[Stored items]
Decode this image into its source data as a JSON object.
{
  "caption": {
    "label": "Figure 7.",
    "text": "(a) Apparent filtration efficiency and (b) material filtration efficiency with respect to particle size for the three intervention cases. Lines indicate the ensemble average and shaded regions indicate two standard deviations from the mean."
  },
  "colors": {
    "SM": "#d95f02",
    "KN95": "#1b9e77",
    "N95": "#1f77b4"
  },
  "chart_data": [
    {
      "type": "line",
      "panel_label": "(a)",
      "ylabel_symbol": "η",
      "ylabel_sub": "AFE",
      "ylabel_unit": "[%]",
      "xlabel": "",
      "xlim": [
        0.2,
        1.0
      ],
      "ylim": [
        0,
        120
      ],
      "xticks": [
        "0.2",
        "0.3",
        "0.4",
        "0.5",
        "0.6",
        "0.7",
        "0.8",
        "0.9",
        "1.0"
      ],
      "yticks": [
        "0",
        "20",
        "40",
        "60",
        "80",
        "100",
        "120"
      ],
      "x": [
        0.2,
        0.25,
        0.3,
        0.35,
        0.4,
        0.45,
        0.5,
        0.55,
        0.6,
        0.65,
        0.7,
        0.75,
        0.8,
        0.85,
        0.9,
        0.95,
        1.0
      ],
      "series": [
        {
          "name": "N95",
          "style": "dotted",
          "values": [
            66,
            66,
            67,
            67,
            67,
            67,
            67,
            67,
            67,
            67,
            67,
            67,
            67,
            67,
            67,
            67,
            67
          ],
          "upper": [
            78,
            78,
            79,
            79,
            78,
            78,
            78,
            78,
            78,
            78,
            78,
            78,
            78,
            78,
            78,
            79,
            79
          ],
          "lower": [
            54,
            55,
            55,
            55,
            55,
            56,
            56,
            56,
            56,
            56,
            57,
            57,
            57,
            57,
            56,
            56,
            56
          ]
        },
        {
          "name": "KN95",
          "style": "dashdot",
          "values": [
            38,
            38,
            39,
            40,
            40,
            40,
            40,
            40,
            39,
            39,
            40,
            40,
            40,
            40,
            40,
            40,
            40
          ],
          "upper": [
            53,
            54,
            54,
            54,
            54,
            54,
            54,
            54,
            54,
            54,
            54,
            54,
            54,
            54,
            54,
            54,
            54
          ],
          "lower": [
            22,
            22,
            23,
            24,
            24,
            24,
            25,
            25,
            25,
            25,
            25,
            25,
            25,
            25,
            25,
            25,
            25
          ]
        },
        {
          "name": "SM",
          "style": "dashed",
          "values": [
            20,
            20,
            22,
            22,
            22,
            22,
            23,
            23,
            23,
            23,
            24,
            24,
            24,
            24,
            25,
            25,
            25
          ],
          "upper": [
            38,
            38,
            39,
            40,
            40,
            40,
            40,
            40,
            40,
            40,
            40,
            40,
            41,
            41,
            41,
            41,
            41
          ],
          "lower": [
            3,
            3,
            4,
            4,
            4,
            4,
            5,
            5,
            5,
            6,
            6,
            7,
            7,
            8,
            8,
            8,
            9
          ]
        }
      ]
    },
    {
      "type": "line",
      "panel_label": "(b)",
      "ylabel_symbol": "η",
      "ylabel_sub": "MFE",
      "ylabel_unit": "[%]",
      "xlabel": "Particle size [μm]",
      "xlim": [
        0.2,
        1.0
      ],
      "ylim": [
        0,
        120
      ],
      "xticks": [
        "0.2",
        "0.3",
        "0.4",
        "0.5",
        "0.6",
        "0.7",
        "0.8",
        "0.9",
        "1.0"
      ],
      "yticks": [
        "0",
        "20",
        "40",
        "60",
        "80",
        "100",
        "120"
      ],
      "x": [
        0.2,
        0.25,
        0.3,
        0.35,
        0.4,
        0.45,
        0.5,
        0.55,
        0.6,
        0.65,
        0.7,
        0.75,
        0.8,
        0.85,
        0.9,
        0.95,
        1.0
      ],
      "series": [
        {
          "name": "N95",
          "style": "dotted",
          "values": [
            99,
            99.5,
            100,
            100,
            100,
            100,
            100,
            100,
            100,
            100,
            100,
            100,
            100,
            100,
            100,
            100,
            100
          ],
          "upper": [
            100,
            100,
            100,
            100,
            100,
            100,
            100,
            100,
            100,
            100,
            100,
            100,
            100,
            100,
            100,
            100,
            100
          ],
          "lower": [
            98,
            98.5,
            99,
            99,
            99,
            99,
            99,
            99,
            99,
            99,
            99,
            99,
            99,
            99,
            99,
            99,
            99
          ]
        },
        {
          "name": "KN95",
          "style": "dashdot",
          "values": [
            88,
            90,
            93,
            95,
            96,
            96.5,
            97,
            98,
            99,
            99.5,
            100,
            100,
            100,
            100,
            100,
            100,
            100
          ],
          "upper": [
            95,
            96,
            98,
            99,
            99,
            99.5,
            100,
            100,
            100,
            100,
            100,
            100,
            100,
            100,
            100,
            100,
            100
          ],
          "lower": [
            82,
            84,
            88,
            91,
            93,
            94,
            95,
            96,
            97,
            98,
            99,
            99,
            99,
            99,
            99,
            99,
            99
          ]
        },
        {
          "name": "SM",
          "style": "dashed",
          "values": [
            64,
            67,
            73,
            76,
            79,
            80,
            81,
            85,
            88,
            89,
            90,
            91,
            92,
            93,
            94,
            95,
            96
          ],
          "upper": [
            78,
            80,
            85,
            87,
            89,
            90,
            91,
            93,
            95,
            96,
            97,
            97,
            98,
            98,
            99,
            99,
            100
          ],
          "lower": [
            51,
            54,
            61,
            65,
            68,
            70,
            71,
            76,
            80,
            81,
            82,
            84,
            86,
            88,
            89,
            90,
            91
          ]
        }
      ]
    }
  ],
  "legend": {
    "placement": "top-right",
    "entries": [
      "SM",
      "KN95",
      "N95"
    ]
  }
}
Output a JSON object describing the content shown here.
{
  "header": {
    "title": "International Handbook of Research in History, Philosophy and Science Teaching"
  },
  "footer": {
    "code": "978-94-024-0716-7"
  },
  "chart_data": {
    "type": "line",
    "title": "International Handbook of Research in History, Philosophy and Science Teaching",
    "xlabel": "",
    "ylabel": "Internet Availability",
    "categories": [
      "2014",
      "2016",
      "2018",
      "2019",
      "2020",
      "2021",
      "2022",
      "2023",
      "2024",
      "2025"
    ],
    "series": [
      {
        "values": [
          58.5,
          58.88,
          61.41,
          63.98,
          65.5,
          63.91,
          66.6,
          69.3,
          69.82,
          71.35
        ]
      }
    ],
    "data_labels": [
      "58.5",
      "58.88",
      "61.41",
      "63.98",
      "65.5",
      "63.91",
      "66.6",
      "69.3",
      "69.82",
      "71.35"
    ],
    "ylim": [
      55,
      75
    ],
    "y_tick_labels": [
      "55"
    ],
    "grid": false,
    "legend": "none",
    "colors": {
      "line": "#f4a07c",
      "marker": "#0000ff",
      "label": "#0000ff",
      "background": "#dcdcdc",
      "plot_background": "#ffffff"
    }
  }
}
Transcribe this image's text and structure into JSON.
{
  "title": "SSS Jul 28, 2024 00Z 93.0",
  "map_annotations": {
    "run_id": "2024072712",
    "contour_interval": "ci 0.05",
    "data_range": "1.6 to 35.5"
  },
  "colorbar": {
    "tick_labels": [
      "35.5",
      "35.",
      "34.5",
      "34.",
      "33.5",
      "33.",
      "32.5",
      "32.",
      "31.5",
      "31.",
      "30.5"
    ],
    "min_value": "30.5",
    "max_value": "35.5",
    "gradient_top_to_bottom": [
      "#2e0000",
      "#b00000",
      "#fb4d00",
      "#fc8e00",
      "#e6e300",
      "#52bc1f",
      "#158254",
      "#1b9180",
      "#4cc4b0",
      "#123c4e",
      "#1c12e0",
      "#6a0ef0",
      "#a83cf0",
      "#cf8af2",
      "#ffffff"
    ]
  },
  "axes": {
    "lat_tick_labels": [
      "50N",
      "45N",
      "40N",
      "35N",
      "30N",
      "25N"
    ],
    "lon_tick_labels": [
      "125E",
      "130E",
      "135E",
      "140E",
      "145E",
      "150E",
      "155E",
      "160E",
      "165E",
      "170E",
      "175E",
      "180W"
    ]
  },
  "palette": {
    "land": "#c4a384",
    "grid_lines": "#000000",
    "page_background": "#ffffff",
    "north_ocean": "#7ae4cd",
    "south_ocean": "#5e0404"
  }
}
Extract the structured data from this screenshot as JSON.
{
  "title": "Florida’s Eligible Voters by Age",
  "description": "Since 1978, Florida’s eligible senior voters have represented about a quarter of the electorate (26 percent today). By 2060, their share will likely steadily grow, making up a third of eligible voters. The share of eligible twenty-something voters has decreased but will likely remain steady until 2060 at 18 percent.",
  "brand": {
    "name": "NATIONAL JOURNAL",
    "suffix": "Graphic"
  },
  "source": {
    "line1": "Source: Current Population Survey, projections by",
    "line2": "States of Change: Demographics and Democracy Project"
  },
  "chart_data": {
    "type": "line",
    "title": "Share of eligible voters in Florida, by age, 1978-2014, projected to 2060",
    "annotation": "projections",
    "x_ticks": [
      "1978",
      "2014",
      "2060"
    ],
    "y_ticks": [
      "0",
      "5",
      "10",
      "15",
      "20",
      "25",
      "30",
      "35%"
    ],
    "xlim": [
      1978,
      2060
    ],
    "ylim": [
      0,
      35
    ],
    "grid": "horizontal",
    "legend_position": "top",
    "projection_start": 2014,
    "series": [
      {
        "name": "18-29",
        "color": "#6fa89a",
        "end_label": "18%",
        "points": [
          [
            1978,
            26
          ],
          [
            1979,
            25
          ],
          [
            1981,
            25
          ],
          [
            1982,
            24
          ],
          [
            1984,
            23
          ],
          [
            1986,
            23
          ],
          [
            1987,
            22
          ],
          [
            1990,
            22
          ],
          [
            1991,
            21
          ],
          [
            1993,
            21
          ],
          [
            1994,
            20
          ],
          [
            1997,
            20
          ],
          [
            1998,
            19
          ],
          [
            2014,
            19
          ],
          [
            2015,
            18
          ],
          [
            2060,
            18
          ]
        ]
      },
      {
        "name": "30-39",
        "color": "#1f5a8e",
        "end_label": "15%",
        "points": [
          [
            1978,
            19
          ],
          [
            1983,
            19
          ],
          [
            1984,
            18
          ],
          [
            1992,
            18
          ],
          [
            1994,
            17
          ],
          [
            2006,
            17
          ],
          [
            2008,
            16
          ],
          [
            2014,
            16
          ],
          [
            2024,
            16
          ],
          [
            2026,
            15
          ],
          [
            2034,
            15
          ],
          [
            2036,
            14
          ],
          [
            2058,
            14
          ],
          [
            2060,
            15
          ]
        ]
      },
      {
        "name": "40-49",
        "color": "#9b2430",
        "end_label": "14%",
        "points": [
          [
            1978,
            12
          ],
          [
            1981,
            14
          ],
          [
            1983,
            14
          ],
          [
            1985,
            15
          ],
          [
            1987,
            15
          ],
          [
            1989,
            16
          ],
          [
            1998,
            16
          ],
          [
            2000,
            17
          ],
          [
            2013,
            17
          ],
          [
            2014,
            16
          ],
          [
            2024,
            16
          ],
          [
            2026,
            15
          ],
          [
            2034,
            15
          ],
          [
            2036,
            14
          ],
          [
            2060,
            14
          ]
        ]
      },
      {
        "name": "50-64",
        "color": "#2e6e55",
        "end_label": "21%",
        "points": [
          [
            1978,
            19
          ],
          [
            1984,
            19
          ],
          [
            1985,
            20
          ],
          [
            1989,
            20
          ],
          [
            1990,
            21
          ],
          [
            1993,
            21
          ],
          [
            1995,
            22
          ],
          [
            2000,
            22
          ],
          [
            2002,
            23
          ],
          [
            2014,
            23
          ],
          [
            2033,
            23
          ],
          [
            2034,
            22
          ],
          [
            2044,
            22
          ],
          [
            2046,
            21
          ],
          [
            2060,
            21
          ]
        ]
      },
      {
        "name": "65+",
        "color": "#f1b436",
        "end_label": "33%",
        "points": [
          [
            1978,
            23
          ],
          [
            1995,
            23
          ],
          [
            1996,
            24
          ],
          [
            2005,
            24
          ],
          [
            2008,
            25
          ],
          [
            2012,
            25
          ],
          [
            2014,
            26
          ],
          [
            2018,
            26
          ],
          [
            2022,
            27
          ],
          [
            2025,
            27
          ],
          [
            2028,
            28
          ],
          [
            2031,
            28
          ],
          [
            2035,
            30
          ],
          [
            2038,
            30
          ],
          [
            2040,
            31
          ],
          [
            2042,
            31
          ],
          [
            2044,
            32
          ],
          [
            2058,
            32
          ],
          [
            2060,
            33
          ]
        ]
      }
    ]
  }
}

**GIVEN EXERCISE**
Count the lines in the material above where the string "Research" appears, then state only that count.

**REPLY TO THE EXERCISE**
2